┏━━

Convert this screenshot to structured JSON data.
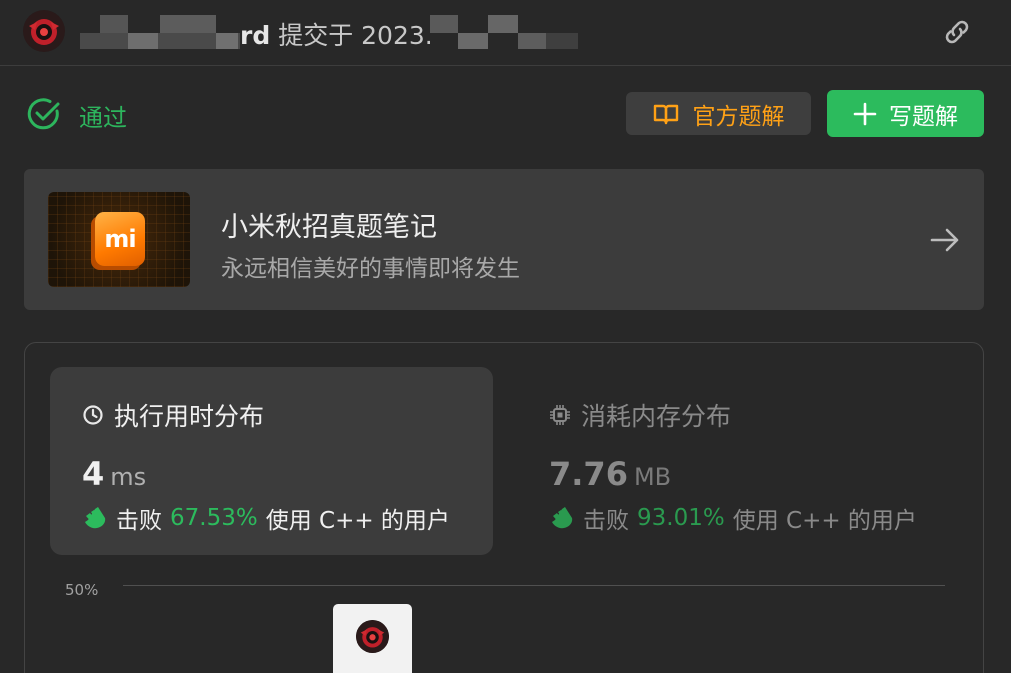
{
  "header": {
    "username_tail": "rd",
    "submitted_text": "提交于 2023."
  },
  "status": {
    "label": "通过",
    "color": "#2db55d"
  },
  "actions": {
    "official_solution_label": "官方题解",
    "write_solution_label": "写题解"
  },
  "banner": {
    "title": "小米秋招真题笔记",
    "subtitle": "永远相信美好的事情即将发生",
    "logo_text": "mi"
  },
  "stats": {
    "runtime": {
      "title": "执行用时分布",
      "value": "4",
      "unit": "ms",
      "beat_prefix": "击败",
      "percent": "67.53%",
      "beat_suffix": "使用 C++ 的用户"
    },
    "memory": {
      "title": "消耗内存分布",
      "value": "7.76",
      "unit": "MB",
      "beat_prefix": "击败",
      "percent": "93.01%",
      "beat_suffix": "使用 C++ 的用户"
    }
  },
  "chart": {
    "y_tick_label": "50%"
  },
  "colors": {
    "accent_green": "#2cbb5d",
    "accent_orange": "#ffa116",
    "background": "#282828"
  }
}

┗━━

→ **AIM OF THE TASK**
Each entry above should be reproduced exactly, with the pictures removed.

→ **SOLVED EXERCISE**
Convert this screenshot to structured JSON data.
{
  "header": {
    "username_tail": "rd",
    "submitted_text": "提交于 2023."
  },
  "status": {
    "label": "通过",
    "color": "#2db55d"
  },
  "actions": {
    "official_solution_label": "官方题解",
    "write_solution_label": "写题解"
  },
  "banner": {
    "title": "小米秋招真题笔记",
    "subtitle": "永远相信美好的事情即将发生",
    "logo_text": "mi"
  },
  "stats": {
    "runtime": {
      "title": "执行用时分布",
      "value": "4",
      "unit": "ms",
      "beat_prefix": "击败",
      "percent": "67.53%",
      "beat_suffix": "使用 C++ 的用户"
    },
    "memory": {
      "title": "消耗内存分布",
      "value": "7.76",
      "unit": "MB",
      "beat_prefix": "击败",
      "percent": "93.01%",
      "beat_suffix": "使用 C++ 的用户"
    }
  },
  "chart": {
    "y_tick_label": "50%"
  },
  "colors": {
    "accent_green": "#2cbb5d",
    "accent_orange": "#ffa116",
    "background": "#282828"
  }
}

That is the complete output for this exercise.